▸ RECORDS TO USE:
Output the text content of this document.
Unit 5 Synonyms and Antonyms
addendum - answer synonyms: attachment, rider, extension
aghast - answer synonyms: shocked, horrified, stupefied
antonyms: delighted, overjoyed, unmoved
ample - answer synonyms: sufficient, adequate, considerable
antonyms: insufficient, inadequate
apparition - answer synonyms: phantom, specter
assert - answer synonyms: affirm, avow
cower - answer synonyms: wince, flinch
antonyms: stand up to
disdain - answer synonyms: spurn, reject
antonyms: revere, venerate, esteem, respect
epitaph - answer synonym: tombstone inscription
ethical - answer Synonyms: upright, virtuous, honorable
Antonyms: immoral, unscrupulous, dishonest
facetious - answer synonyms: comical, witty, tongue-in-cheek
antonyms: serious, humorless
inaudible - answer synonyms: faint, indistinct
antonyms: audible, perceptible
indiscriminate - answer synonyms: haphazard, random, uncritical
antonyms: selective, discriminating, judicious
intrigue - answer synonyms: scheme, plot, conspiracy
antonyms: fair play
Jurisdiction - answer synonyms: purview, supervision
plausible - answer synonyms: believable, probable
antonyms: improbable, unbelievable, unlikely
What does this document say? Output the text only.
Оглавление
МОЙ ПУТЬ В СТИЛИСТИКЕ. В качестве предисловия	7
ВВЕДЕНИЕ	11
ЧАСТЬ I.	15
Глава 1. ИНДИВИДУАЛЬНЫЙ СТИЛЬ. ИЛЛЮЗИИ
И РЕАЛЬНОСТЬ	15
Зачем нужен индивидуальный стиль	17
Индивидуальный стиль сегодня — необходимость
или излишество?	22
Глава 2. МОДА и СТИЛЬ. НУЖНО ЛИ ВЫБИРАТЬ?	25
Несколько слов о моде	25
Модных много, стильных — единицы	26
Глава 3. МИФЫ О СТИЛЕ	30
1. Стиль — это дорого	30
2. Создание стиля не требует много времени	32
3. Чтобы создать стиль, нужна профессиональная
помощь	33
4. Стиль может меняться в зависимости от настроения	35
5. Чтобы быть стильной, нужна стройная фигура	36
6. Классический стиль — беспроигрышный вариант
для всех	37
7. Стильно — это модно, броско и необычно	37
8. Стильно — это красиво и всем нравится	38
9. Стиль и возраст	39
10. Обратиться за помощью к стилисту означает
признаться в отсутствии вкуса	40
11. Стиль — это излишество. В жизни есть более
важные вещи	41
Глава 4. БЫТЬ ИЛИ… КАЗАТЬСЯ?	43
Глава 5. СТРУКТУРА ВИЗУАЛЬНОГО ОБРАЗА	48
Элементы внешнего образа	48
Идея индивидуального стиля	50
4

▸ STATED PROBLEM:
Transcribe only the trailing portion of the entries above: the line that contains "What does this" and each line after it.

▸ EXPECTED OUTPUT:
What does this document say? Output the text only.
Оглавление
МОЙ ПУТЬ В СТИЛИСТИКЕ. В качестве предисловия	7
ВВЕДЕНИЕ	11
ЧАСТЬ I.	15
Глава 1. ИНДИВИДУАЛЬНЫЙ СТИЛЬ. ИЛЛЮЗИИ
И РЕАЛЬНОСТЬ	15
Зачем нужен индивидуальный стиль	17
Индивидуальный стиль сегодня — необходимость
или излишество?	22
Глава 2. МОДА и СТИЛЬ. НУЖНО ЛИ ВЫБИРАТЬ?	25
Несколько слов о моде	25
Модных много, стильных — единицы	26
Глава 3. МИФЫ О СТИЛЕ	30
1. Стиль — это дорого	30
2. Создание стиля не требует много времени	32
3. Чтобы создать стиль, нужна профессиональная
помощь	33
4. Стиль может меняться в зависимости от настроения	35
5. Чтобы быть стильной, нужна стройная фигура	36
6. Классический стиль — беспроигрышный вариант
для всех	37
7. Стильно — это модно, броско и необычно	37
8. Стильно — это красиво и всем нравится	38
9. Стиль и возраст	39
10. Обратиться за помощью к стилисту означает
признаться в отсутствии вкуса	40
11. Стиль — это излишество. В жизни есть более
важные вещи	41
Глава 4. БЫТЬ ИЛИ… КАЗАТЬСЯ?	43
Глава 5. СТРУКТУРА ВИЗУАЛЬНОГО ОБРАЗА	48
Элементы внешнего образа	48
Идея индивидуального стиля	50
4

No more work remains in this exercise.